[start RECORDS FOR THIS EXERCISE]
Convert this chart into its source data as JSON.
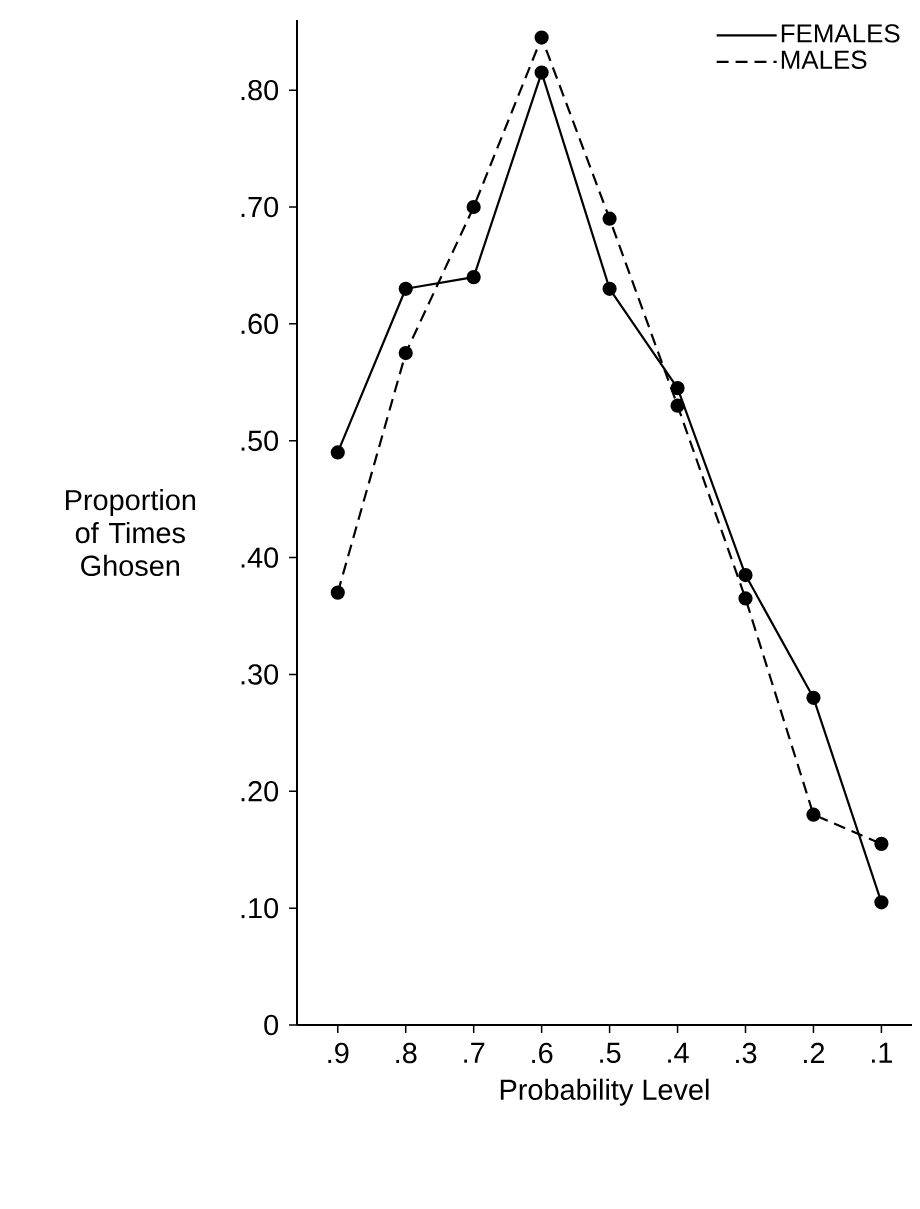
{
  "chart_data": {
    "type": "line",
    "xlabel": "Probability Level",
    "ylabel": "Proportion of Times Ghosen",
    "categories": [
      ".9",
      ".8",
      ".7",
      ".6",
      ".5",
      ".4",
      ".3",
      ".2",
      ".1"
    ],
    "series": [
      {
        "name": "FEMALES",
        "color": "#000000",
        "line_style": "solid",
        "values": [
          0.49,
          0.63,
          0.64,
          0.815,
          0.63,
          0.545,
          0.385,
          0.28,
          0.105
        ]
      },
      {
        "name": "MALES",
        "color": "#000000",
        "line_style": "dashed",
        "values": [
          0.37,
          0.575,
          0.7,
          0.845,
          0.69,
          0.53,
          0.365,
          0.18,
          0.155
        ]
      }
    ],
    "ylim": [
      0,
      0.86
    ],
    "yticks": [
      0,
      {
        "value": 0.1,
        "label": ".10"
      },
      {
        "value": 0.2,
        "label": ".20"
      },
      {
        "value": 0.3,
        "label": ".30"
      },
      {
        "value": 0.4,
        "label": ".40"
      },
      {
        "value": 0.5,
        "label": ".50"
      },
      {
        "value": 0.6,
        "label": ".60"
      },
      {
        "value": 0.7,
        "label": ".70"
      },
      {
        "value": 0.8,
        "label": ".80"
      }
    ],
    "marker": "circle",
    "legend": "top right",
    "grid": false
  }
}
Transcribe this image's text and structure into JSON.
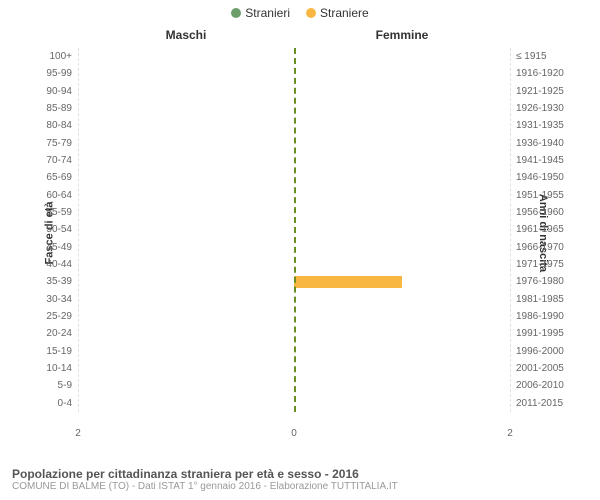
[end RECORDS FOR THIS EXERCISE]
#### [WRITTEN PROBLEM]
Reproduce each entry verbatim, excluding any embedded images.

#### [TASK ANSWER]
Convert this chart into its source data as JSON.
{
  "chart_data": {
    "type": "line",
    "xlabel": "Probability Level",
    "ylabel": "Proportion of Times Ghosen",
    "categories": [
      ".9",
      ".8",
      ".7",
      ".6",
      ".5",
      ".4",
      ".3",
      ".2",
      ".1"
    ],
    "series": [
      {
        "name": "FEMALES",
        "color": "#000000",
        "line_style": "solid",
        "values": [
          0.49,
          0.63,
          0.64,
          0.815,
          0.63,
          0.545,
          0.385,
          0.28,
          0.105
        ]
      },
      {
        "name": "MALES",
        "color": "#000000",
        "line_style": "dashed",
        "values": [
          0.37,
          0.575,
          0.7,
          0.845,
          0.69,
          0.53,
          0.365,
          0.18,
          0.155
        ]
      }
    ],
    "ylim": [
      0,
      0.86
    ],
    "yticks": [
      0,
      {
        "value": 0.1,
        "label": ".10"
      },
      {
        "value": 0.2,
        "label": ".20"
      },
      {
        "value": 0.3,
        "label": ".30"
      },
      {
        "value": 0.4,
        "label": ".40"
      },
      {
        "value": 0.5,
        "label": ".50"
      },
      {
        "value": 0.6,
        "label": ".60"
      },
      {
        "value": 0.7,
        "label": ".70"
      },
      {
        "value": 0.8,
        "label": ".80"
      }
    ],
    "marker": "circle",
    "legend": "top right",
    "grid": false
  }
}
Transcribe this image's text and structure into JSON.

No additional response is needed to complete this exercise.